● **DATA PROVIDED**:
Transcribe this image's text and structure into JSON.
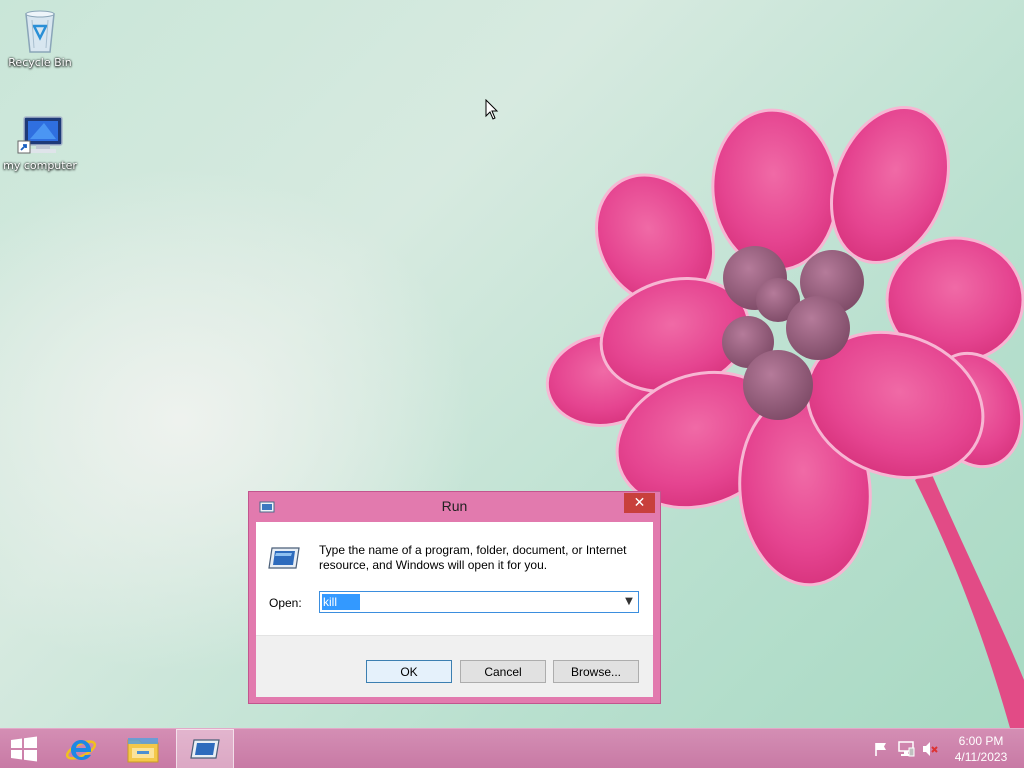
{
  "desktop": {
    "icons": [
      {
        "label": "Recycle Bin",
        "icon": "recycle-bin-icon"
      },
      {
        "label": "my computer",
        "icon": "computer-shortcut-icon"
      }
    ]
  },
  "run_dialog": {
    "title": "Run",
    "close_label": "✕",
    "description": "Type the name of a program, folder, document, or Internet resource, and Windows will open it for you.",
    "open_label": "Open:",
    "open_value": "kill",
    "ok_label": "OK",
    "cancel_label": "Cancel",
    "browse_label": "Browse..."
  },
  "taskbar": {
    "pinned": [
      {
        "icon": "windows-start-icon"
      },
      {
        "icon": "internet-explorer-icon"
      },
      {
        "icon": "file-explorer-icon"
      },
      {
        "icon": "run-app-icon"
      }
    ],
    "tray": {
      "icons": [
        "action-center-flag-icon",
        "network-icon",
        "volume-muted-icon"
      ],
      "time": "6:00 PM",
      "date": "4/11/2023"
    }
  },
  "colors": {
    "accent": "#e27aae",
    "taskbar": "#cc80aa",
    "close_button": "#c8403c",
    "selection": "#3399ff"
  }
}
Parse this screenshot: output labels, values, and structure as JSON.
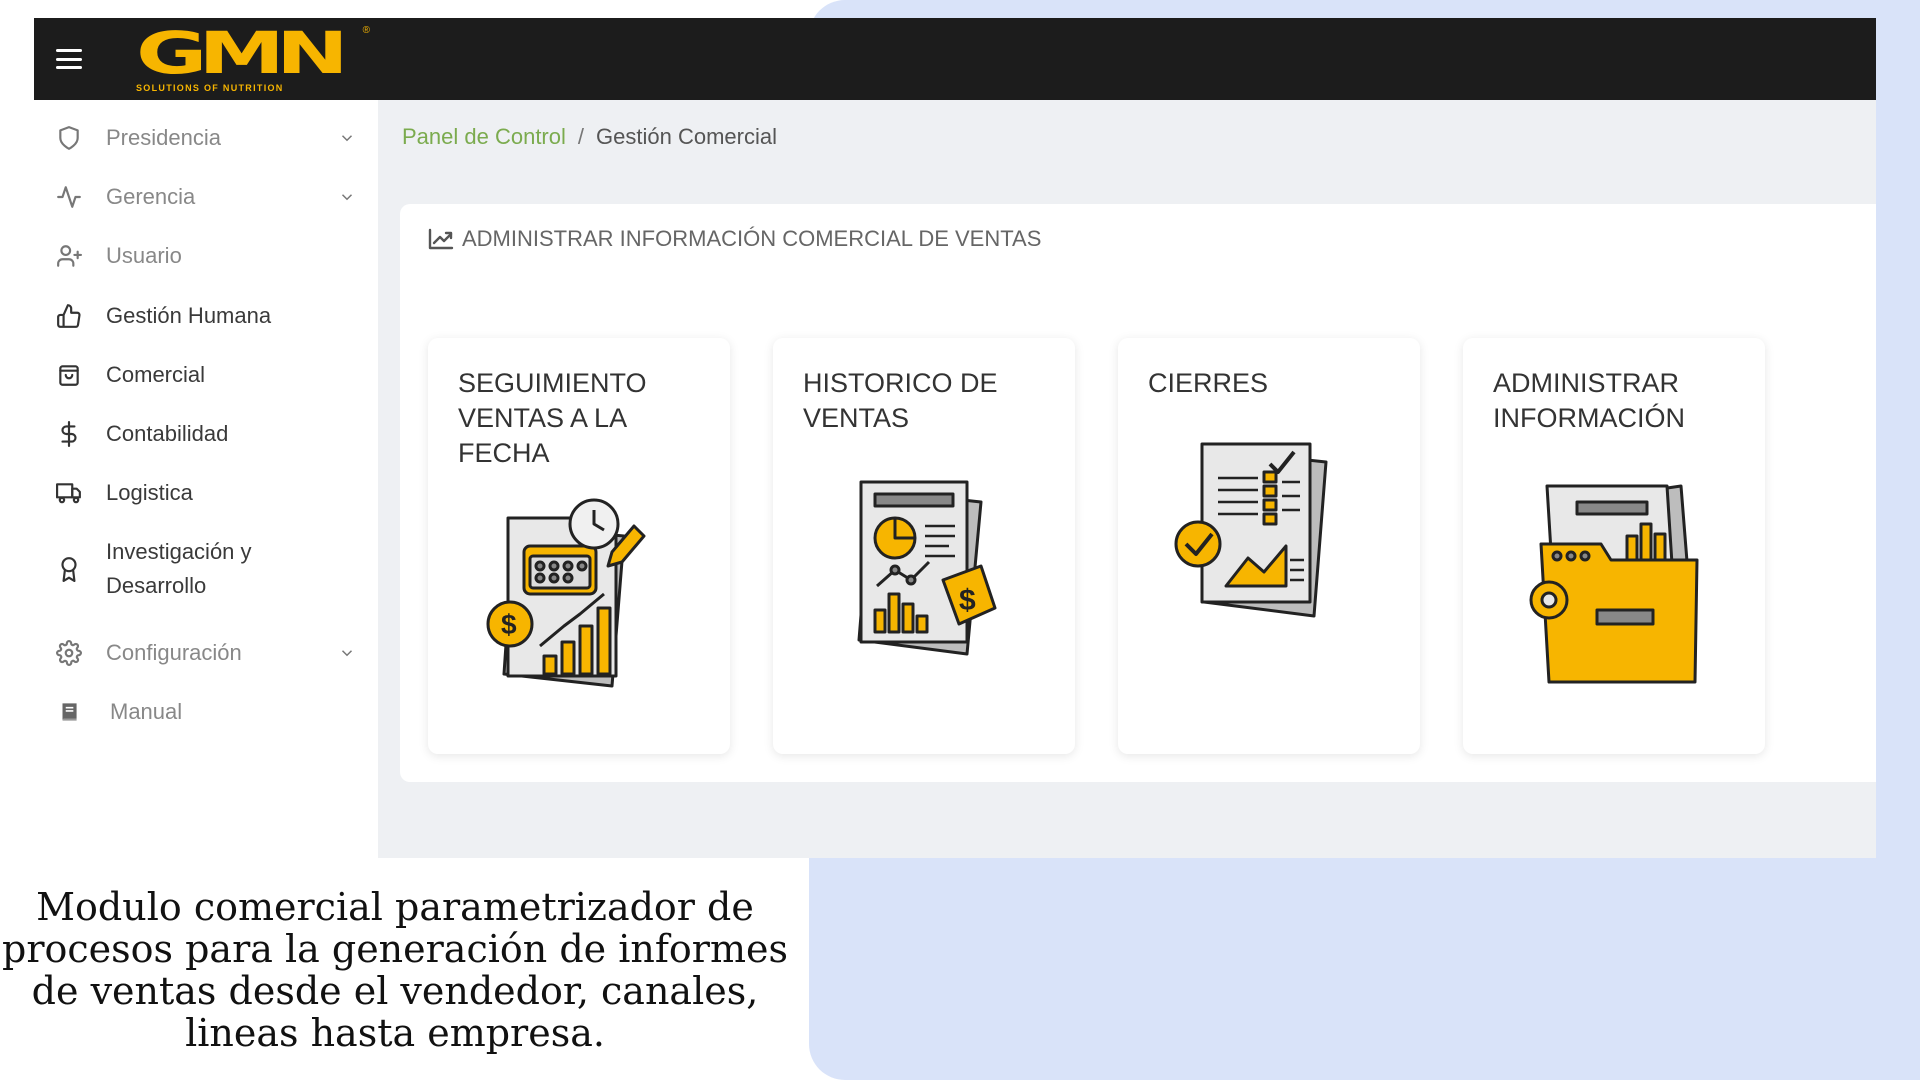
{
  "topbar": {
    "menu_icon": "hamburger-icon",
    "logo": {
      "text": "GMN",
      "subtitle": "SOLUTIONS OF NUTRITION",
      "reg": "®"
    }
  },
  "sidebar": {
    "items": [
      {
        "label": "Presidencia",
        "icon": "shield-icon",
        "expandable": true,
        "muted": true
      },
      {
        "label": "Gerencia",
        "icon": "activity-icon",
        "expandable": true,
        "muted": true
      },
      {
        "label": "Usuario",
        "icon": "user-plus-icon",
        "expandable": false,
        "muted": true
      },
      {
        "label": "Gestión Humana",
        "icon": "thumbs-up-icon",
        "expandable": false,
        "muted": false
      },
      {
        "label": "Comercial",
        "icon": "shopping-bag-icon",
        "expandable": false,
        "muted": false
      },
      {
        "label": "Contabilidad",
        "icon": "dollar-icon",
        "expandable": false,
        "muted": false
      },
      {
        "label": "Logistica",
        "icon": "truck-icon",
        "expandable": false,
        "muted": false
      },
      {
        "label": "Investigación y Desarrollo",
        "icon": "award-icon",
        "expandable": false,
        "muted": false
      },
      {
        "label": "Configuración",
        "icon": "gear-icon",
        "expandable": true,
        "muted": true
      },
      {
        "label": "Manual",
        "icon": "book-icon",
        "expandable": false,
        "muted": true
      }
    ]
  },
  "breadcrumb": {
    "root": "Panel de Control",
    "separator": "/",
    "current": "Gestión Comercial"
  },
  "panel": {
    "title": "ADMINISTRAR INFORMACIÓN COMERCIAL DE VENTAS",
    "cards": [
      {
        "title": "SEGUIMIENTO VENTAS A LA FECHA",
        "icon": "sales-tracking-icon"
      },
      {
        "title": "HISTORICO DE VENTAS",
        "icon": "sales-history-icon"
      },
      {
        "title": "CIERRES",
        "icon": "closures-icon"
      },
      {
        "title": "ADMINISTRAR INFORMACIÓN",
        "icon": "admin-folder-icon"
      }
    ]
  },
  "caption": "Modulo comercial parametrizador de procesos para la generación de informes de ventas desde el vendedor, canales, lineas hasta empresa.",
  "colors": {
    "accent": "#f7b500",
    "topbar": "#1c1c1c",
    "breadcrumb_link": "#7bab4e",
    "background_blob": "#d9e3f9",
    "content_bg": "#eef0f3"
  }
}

● **GIVEN INSTRUCTION**: Give the data above again in full and unchanged, skipping the pictures.

● **WORKED SOLUTION**:
Transcribe this image's text and structure into JSON.
{
  "desktop": {
    "icons": [
      {
        "label": "Recycle Bin",
        "icon": "recycle-bin-icon"
      },
      {
        "label": "my computer",
        "icon": "computer-shortcut-icon"
      }
    ]
  },
  "run_dialog": {
    "title": "Run",
    "close_label": "✕",
    "description": "Type the name of a program, folder, document, or Internet resource, and Windows will open it for you.",
    "open_label": "Open:",
    "open_value": "kill",
    "ok_label": "OK",
    "cancel_label": "Cancel",
    "browse_label": "Browse..."
  },
  "taskbar": {
    "pinned": [
      {
        "icon": "windows-start-icon"
      },
      {
        "icon": "internet-explorer-icon"
      },
      {
        "icon": "file-explorer-icon"
      },
      {
        "icon": "run-app-icon"
      }
    ],
    "tray": {
      "icons": [
        "action-center-flag-icon",
        "network-icon",
        "volume-muted-icon"
      ],
      "time": "6:00 PM",
      "date": "4/11/2023"
    }
  },
  "colors": {
    "accent": "#e27aae",
    "taskbar": "#cc80aa",
    "close_button": "#c8403c",
    "selection": "#3399ff"
  }
}
Parse this screenshot: output labels, values, and structure as JSON.
{
  "topbar": {
    "menu_icon": "hamburger-icon",
    "logo": {
      "text": "GMN",
      "subtitle": "SOLUTIONS OF NUTRITION",
      "reg": "®"
    }
  },
  "sidebar": {
    "items": [
      {
        "label": "Presidencia",
        "icon": "shield-icon",
        "expandable": true,
        "muted": true
      },
      {
        "label": "Gerencia",
        "icon": "activity-icon",
        "expandable": true,
        "muted": true
      },
      {
        "label": "Usuario",
        "icon": "user-plus-icon",
        "expandable": false,
        "muted": true
      },
      {
        "label": "Gestión Humana",
        "icon": "thumbs-up-icon",
        "expandable": false,
        "muted": false
      },
      {
        "label": "Comercial",
        "icon": "shopping-bag-icon",
        "expandable": false,
        "muted": false
      },
      {
        "label": "Contabilidad",
        "icon": "dollar-icon",
        "expandable": false,
        "muted": false
      },
      {
        "label": "Logistica",
        "icon": "truck-icon",
        "expandable": false,
        "muted": false
      },
      {
        "label": "Investigación y Desarrollo",
        "icon": "award-icon",
        "expandable": false,
        "muted": false
      },
      {
        "label": "Configuración",
        "icon": "gear-icon",
        "expandable": true,
        "muted": true
      },
      {
        "label": "Manual",
        "icon": "book-icon",
        "expandable": false,
        "muted": true
      }
    ]
  },
  "breadcrumb": {
    "root": "Panel de Control",
    "separator": "/",
    "current": "Gestión Comercial"
  },
  "panel": {
    "title": "ADMINISTRAR INFORMACIÓN COMERCIAL DE VENTAS",
    "cards": [
      {
        "title": "SEGUIMIENTO VENTAS A LA FECHA",
        "icon": "sales-tracking-icon"
      },
      {
        "title": "HISTORICO DE VENTAS",
        "icon": "sales-history-icon"
      },
      {
        "title": "CIERRES",
        "icon": "closures-icon"
      },
      {
        "title": "ADMINISTRAR INFORMACIÓN",
        "icon": "admin-folder-icon"
      }
    ]
  },
  "caption": "Modulo comercial parametrizador de procesos para la generación de informes de ventas desde el vendedor, canales, lineas hasta empresa.",
  "colors": {
    "accent": "#f7b500",
    "topbar": "#1c1c1c",
    "breadcrumb_link": "#7bab4e",
    "background_blob": "#d9e3f9",
    "content_bg": "#eef0f3"
  }
}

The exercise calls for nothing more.